Input material:

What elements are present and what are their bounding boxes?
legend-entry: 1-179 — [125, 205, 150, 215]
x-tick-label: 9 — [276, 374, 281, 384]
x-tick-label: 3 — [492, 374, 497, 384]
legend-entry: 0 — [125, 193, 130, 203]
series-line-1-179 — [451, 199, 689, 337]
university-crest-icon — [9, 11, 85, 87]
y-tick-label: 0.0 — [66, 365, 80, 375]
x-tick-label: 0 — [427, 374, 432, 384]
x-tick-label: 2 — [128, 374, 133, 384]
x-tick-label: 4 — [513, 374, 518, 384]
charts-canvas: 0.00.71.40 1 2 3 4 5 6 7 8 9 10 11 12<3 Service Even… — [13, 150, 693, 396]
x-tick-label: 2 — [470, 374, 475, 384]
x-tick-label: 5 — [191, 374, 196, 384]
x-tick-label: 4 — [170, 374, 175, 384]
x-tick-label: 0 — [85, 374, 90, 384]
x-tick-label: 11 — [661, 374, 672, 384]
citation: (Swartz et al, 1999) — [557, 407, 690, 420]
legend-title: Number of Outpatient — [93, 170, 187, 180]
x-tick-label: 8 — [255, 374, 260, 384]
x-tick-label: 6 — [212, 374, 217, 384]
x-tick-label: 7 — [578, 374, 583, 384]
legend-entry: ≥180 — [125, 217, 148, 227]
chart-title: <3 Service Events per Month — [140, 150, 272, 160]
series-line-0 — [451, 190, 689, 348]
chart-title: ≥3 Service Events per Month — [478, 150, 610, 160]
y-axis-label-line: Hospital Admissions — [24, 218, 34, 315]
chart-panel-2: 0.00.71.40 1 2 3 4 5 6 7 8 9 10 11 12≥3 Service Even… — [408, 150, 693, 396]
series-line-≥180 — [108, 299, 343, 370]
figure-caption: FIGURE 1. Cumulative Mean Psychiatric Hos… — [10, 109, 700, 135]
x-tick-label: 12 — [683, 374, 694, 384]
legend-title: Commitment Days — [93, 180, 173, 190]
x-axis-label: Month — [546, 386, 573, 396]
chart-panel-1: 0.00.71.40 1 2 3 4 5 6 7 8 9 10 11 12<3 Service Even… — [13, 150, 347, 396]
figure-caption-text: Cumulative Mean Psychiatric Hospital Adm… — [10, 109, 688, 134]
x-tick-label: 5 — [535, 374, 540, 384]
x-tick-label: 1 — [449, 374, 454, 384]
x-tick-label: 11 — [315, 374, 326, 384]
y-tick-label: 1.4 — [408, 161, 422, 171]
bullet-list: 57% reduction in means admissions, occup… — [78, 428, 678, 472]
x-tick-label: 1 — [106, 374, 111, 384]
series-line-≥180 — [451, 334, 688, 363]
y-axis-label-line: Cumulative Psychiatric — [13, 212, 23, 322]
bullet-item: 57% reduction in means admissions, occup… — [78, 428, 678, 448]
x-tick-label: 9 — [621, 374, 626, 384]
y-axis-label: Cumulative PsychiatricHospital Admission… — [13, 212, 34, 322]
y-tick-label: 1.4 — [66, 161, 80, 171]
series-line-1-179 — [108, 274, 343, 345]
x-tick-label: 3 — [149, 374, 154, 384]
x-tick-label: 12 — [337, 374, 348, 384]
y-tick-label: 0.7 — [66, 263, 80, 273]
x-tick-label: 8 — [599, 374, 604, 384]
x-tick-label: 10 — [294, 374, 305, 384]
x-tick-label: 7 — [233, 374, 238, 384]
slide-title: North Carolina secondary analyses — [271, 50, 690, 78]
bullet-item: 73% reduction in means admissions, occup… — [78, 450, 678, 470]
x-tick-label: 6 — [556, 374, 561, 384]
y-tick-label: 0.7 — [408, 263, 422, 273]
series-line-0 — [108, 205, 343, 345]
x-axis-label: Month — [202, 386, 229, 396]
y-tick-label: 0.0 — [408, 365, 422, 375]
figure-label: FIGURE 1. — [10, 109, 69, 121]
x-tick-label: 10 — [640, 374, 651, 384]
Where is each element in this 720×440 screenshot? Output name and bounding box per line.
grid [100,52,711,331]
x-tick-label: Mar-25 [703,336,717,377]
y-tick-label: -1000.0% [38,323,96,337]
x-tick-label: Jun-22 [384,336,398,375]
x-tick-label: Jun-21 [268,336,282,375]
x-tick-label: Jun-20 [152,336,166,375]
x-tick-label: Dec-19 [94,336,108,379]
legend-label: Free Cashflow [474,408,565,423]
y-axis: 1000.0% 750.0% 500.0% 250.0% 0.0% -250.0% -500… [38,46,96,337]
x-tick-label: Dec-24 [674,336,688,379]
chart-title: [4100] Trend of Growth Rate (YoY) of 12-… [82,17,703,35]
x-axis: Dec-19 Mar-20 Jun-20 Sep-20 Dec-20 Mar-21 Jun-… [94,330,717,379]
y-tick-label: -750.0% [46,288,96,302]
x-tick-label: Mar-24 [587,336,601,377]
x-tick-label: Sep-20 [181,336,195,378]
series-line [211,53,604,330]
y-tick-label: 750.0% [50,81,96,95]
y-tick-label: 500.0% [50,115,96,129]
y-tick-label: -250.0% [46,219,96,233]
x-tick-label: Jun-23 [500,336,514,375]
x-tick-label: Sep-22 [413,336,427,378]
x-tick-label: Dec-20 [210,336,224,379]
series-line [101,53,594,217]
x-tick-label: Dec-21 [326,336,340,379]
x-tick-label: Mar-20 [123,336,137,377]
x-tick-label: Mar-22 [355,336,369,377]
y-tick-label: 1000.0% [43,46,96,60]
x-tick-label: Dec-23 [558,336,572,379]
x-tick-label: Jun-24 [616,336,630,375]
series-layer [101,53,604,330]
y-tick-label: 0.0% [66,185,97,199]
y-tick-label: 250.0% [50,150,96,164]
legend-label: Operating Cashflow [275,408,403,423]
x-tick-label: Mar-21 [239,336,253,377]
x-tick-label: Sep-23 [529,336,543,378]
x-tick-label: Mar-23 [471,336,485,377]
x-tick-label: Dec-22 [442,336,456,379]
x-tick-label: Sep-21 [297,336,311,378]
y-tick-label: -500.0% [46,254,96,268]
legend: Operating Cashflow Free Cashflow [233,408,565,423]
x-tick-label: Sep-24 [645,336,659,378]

Work to do: Copy every line of the entries above word for word, without changing a single character.

Task result:
What elements are present and what are their bounding boxes?
legend-entry: 1-179 — [125, 205, 150, 215]
x-tick-label: 9 — [276, 374, 281, 384]
x-tick-label: 3 — [492, 374, 497, 384]
legend-entry: 0 — [125, 193, 130, 203]
series-line-1-179 — [451, 199, 689, 337]
university-crest-icon — [9, 11, 85, 87]
y-tick-label: 0.0 — [66, 365, 80, 375]
x-tick-label: 0 — [427, 374, 432, 384]
x-tick-label: 2 — [128, 374, 133, 384]
x-tick-label: 4 — [513, 374, 518, 384]
charts-canvas: 0.00.71.40 1 2 3 4 5 6 7 8 9 10 11 12<3 Service Even… — [13, 150, 693, 396]
x-tick-label: 2 — [470, 374, 475, 384]
x-tick-label: 5 — [191, 374, 196, 384]
x-tick-label: 4 — [170, 374, 175, 384]
x-tick-label: 0 — [85, 374, 90, 384]
x-tick-label: 11 — [661, 374, 672, 384]
citation: (Swartz et al, 1999) — [557, 407, 690, 420]
legend-title: Number of Outpatient — [93, 170, 187, 180]
x-tick-label: 8 — [255, 374, 260, 384]
x-tick-label: 6 — [212, 374, 217, 384]
x-tick-label: 7 — [578, 374, 583, 384]
legend-entry: ≥180 — [125, 217, 148, 227]
chart-title: <3 Service Events per Month — [140, 150, 272, 160]
series-line-0 — [451, 190, 689, 348]
chart-title: ≥3 Service Events per Month — [478, 150, 610, 160]
y-axis-label-line: Hospital Admissions — [24, 218, 34, 315]
chart-panel-2: 0.00.71.40 1 2 3 4 5 6 7 8 9 10 11 12≥3 Service Even… — [408, 150, 693, 396]
series-line-≥180 — [108, 299, 343, 370]
figure-caption: FIGURE 1. Cumulative Mean Psychiatric Hos… — [10, 109, 700, 135]
x-tick-label: 12 — [683, 374, 694, 384]
legend-title: Commitment Days — [93, 180, 173, 190]
x-axis-label: Month — [546, 386, 573, 396]
chart-panel-1: 0.00.71.40 1 2 3 4 5 6 7 8 9 10 11 12<3 Service Even… — [13, 150, 347, 396]
figure-caption-text: Cumulative Mean Psychiatric Hospital Adm… — [10, 109, 688, 134]
x-tick-label: 5 — [535, 374, 540, 384]
x-tick-label: 1 — [449, 374, 454, 384]
x-tick-label: 11 — [315, 374, 326, 384]
y-tick-label: 1.4 — [408, 161, 422, 171]
bullet-list: 57% reduction in means admissions, occup… — [78, 428, 678, 472]
x-tick-label: 1 — [106, 374, 111, 384]
series-line-≥180 — [451, 334, 688, 363]
y-axis-label-line: Cumulative Psychiatric — [13, 212, 23, 322]
bullet-item: 57% reduction in means admissions, occup… — [78, 428, 678, 448]
x-tick-label: 9 — [621, 374, 626, 384]
y-axis-label: Cumulative PsychiatricHospital Admission… — [13, 212, 34, 322]
y-tick-label: 1.4 — [66, 161, 80, 171]
series-line-1-179 — [108, 274, 343, 345]
x-tick-label: 3 — [149, 374, 154, 384]
x-tick-label: 12 — [337, 374, 348, 384]
y-tick-label: 0.7 — [66, 263, 80, 273]
x-tick-label: 8 — [599, 374, 604, 384]
x-tick-label: 10 — [294, 374, 305, 384]
x-tick-label: 7 — [233, 374, 238, 384]
slide-title: North Carolina secondary analyses — [271, 50, 690, 78]
bullet-item: 73% reduction in means admissions, occup… — [78, 450, 678, 470]
x-tick-label: 6 — [556, 374, 561, 384]
y-tick-label: 0.7 — [408, 263, 422, 273]
series-line-0 — [108, 205, 343, 345]
x-axis-label: Month — [202, 386, 229, 396]
y-tick-label: 0.0 — [408, 365, 422, 375]
figure-label: FIGURE 1. — [10, 109, 69, 121]
x-tick-label: 10 — [640, 374, 651, 384]
Where is each element in this 720×440 screenshot? Output name and bounding box per line.
grid [100,52,711,331]
x-tick-label: Mar-25 [703,336,717,377]
y-tick-label: -1000.0% [38,323,96,337]
x-tick-label: Jun-22 [384,336,398,375]
x-tick-label: Jun-21 [268,336,282,375]
x-tick-label: Jun-20 [152,336,166,375]
x-tick-label: Dec-19 [94,336,108,379]
legend-label: Free Cashflow [474,408,565,423]
y-axis: 1000.0% 750.0% 500.0% 250.0% 0.0% -250.0% -500… [38,46,96,337]
x-tick-label: Dec-24 [674,336,688,379]
chart-title: [4100] Trend of Growth Rate (YoY) of 12-… [82,17,703,35]
x-axis: Dec-19 Mar-20 Jun-20 Sep-20 Dec-20 Mar-21 Jun-… [94,330,717,379]
y-tick-label: -750.0% [46,288,96,302]
x-tick-label: Mar-24 [587,336,601,377]
x-tick-label: Sep-20 [181,336,195,378]
series-line [211,53,604,330]
y-tick-label: 750.0% [50,81,96,95]
y-tick-label: 500.0% [50,115,96,129]
y-tick-label: -250.0% [46,219,96,233]
x-tick-label: Jun-23 [500,336,514,375]
x-tick-label: Sep-22 [413,336,427,378]
x-tick-label: Dec-20 [210,336,224,379]
series-line [101,53,594,217]
x-tick-label: Dec-21 [326,336,340,379]
x-tick-label: Mar-20 [123,336,137,377]
x-tick-label: Mar-22 [355,336,369,377]
y-tick-label: 1000.0% [43,46,96,60]
x-tick-label: Dec-23 [558,336,572,379]
x-tick-label: Jun-24 [616,336,630,375]
series-layer [101,53,604,330]
y-tick-label: 0.0% [66,185,97,199]
y-tick-label: 250.0% [50,150,96,164]
legend-label: Operating Cashflow [275,408,403,423]
x-tick-label: Mar-21 [239,336,253,377]
x-tick-label: Sep-23 [529,336,543,378]
x-tick-label: Mar-23 [471,336,485,377]
x-tick-label: Dec-22 [442,336,456,379]
x-tick-label: Sep-21 [297,336,311,378]
y-tick-label: -500.0% [46,254,96,268]
legend: Operating Cashflow Free Cashflow [233,408,565,423]
x-tick-label: Sep-24 [645,336,659,378]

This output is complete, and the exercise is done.